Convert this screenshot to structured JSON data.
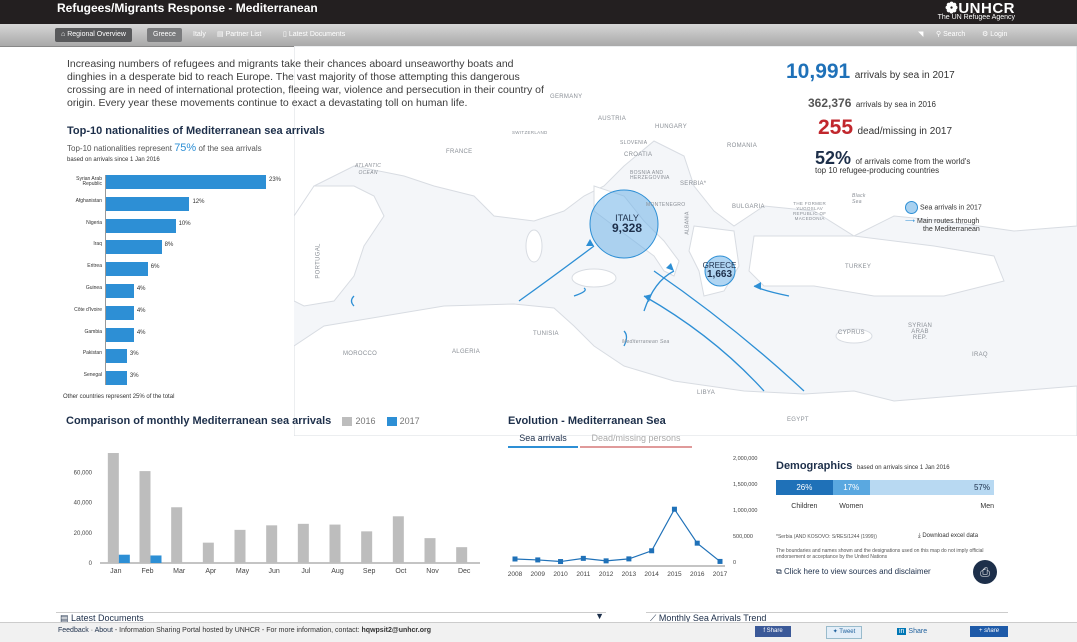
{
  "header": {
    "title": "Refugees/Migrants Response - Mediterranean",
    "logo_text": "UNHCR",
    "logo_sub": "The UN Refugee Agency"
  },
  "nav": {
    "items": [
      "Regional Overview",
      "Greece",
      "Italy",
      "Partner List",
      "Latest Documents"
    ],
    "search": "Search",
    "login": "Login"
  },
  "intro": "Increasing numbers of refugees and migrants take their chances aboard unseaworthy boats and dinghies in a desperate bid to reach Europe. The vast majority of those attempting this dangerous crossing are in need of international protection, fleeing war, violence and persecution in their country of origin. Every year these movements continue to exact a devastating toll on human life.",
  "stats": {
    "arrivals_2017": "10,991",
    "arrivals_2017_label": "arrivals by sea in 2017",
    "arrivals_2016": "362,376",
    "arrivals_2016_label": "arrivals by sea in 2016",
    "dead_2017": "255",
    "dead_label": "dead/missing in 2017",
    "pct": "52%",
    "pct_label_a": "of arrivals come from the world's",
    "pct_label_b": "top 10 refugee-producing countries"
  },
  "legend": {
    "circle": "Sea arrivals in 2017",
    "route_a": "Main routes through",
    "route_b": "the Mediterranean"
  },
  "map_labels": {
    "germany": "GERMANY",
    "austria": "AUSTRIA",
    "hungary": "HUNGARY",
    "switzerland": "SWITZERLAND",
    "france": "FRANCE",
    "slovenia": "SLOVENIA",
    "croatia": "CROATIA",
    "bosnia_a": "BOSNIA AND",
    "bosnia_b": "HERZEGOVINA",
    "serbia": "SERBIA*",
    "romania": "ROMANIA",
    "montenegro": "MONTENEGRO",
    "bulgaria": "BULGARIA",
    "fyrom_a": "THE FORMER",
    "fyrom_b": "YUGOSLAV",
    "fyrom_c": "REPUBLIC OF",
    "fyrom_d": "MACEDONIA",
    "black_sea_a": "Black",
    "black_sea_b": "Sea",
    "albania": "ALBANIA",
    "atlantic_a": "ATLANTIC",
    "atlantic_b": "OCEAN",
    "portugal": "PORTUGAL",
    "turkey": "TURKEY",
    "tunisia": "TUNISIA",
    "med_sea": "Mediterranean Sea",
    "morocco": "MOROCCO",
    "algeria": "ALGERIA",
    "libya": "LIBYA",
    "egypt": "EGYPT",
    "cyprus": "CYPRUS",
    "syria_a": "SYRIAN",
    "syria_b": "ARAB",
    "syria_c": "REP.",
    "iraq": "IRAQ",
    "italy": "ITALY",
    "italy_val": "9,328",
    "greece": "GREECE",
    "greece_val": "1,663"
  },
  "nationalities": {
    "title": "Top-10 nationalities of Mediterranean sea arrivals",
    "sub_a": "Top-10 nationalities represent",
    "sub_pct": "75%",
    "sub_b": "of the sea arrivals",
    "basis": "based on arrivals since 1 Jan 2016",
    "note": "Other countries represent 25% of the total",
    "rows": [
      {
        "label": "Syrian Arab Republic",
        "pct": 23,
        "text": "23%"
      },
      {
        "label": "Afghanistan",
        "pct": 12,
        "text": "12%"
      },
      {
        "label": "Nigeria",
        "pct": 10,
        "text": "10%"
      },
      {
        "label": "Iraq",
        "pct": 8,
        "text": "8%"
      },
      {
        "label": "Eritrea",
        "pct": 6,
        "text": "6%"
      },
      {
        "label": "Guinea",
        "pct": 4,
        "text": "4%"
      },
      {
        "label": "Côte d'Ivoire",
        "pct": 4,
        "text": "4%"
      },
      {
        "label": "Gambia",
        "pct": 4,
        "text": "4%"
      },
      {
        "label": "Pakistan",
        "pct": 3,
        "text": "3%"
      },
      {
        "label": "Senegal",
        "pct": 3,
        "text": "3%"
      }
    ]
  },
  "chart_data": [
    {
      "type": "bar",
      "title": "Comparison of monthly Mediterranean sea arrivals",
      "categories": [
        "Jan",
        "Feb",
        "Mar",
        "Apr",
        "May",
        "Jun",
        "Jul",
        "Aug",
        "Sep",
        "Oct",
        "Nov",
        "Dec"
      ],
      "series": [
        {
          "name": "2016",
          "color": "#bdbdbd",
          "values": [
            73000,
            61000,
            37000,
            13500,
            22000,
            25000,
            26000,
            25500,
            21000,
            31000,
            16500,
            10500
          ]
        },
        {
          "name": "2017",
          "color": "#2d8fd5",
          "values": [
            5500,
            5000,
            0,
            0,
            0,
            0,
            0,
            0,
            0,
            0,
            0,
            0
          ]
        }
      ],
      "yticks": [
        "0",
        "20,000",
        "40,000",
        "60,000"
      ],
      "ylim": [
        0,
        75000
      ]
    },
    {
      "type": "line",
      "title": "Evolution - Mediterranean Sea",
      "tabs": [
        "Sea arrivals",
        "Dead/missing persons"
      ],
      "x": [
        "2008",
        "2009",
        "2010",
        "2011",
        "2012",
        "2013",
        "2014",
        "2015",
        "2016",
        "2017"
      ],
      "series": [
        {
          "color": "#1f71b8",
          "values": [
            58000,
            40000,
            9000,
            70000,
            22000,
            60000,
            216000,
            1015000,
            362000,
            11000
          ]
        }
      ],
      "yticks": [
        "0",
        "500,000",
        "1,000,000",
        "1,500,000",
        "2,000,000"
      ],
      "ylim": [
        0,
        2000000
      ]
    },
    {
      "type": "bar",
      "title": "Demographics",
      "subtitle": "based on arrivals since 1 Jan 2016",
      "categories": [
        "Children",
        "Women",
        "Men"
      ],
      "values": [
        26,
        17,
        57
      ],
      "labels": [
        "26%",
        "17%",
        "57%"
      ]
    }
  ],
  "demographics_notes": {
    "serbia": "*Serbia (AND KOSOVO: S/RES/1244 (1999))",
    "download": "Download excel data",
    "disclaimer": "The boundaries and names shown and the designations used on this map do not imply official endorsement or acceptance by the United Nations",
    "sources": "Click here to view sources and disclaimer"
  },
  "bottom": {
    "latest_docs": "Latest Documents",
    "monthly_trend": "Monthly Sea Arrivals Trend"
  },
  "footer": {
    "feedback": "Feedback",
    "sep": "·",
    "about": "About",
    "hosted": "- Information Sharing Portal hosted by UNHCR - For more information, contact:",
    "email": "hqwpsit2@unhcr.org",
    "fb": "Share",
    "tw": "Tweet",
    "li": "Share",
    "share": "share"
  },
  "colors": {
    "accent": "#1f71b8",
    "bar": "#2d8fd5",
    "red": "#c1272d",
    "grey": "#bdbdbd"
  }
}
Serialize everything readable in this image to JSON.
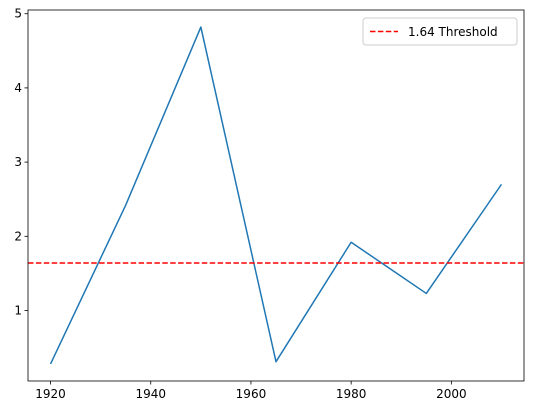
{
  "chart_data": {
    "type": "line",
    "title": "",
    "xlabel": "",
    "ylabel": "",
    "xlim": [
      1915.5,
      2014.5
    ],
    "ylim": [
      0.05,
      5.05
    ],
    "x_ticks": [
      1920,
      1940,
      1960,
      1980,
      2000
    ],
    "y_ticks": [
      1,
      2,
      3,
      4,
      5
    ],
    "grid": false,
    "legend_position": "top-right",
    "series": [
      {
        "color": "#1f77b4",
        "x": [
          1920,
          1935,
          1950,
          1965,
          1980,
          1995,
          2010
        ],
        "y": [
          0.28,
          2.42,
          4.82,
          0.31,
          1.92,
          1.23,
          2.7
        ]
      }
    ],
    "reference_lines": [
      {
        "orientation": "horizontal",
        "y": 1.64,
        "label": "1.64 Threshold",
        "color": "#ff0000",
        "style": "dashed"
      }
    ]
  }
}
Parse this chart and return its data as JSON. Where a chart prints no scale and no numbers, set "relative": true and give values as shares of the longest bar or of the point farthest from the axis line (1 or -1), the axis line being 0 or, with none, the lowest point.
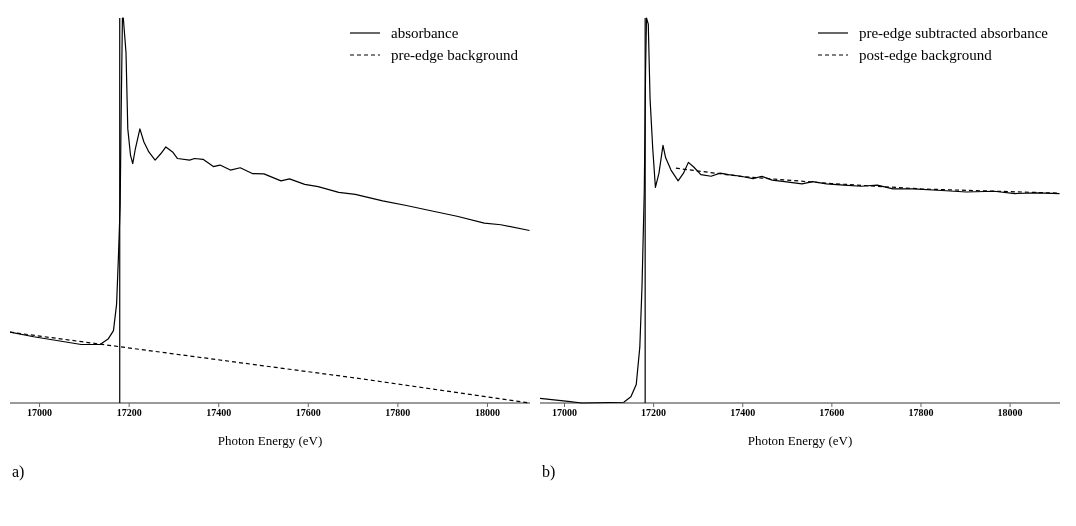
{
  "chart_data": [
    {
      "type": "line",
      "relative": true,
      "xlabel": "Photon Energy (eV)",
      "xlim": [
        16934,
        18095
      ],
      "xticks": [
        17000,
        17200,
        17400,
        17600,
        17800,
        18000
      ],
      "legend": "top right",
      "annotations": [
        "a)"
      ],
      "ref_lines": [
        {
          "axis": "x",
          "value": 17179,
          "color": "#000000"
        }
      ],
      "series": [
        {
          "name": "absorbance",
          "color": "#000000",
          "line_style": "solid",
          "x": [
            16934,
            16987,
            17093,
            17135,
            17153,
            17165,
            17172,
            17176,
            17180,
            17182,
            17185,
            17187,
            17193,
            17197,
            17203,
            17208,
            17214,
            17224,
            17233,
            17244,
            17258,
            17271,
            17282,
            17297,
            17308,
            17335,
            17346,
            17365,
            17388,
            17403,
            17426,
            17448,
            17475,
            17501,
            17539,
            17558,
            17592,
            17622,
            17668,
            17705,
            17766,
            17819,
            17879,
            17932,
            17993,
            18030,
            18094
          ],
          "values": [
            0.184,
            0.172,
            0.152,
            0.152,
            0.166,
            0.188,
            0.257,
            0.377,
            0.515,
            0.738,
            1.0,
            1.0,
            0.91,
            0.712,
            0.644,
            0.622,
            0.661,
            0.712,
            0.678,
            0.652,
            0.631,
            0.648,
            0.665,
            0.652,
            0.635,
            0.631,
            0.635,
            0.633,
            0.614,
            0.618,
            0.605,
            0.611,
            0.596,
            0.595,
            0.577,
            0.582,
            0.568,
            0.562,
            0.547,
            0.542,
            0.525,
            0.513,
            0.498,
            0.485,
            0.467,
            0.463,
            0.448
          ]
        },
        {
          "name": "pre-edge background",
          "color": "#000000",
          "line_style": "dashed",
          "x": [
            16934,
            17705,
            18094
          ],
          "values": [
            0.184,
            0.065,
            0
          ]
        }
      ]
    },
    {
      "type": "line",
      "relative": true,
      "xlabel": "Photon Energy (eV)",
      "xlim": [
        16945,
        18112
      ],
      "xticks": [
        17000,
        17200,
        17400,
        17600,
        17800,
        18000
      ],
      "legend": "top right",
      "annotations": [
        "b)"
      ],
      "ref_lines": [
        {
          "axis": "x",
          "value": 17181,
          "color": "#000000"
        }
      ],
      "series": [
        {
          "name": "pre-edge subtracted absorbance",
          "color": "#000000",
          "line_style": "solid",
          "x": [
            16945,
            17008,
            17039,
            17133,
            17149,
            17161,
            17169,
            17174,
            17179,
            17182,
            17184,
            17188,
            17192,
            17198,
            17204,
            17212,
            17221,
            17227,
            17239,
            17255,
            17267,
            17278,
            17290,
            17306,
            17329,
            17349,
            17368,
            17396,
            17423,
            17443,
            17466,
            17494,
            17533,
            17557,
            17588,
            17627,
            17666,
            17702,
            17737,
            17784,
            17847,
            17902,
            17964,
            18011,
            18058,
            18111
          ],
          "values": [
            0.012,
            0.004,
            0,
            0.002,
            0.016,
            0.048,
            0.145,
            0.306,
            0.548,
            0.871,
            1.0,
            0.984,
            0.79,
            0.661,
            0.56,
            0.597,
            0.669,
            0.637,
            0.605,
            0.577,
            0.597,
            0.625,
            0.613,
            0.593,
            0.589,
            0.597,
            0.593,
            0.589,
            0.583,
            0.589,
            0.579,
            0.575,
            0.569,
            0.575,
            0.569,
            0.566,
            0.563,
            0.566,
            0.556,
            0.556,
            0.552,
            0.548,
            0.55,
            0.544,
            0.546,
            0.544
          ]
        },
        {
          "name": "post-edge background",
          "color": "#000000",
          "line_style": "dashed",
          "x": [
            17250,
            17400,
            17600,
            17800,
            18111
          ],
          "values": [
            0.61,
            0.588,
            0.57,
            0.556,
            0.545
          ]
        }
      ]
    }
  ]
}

** Exercise objective **
Which lines hold the string "disclaimer"? List them all.

** Final result **
    "disclaimer": "The boundaries and names shown and the designations used on this map do not imply official endorsement or acceptance by the United Nations",
    "sources": "Click here to view sources and disclaimer"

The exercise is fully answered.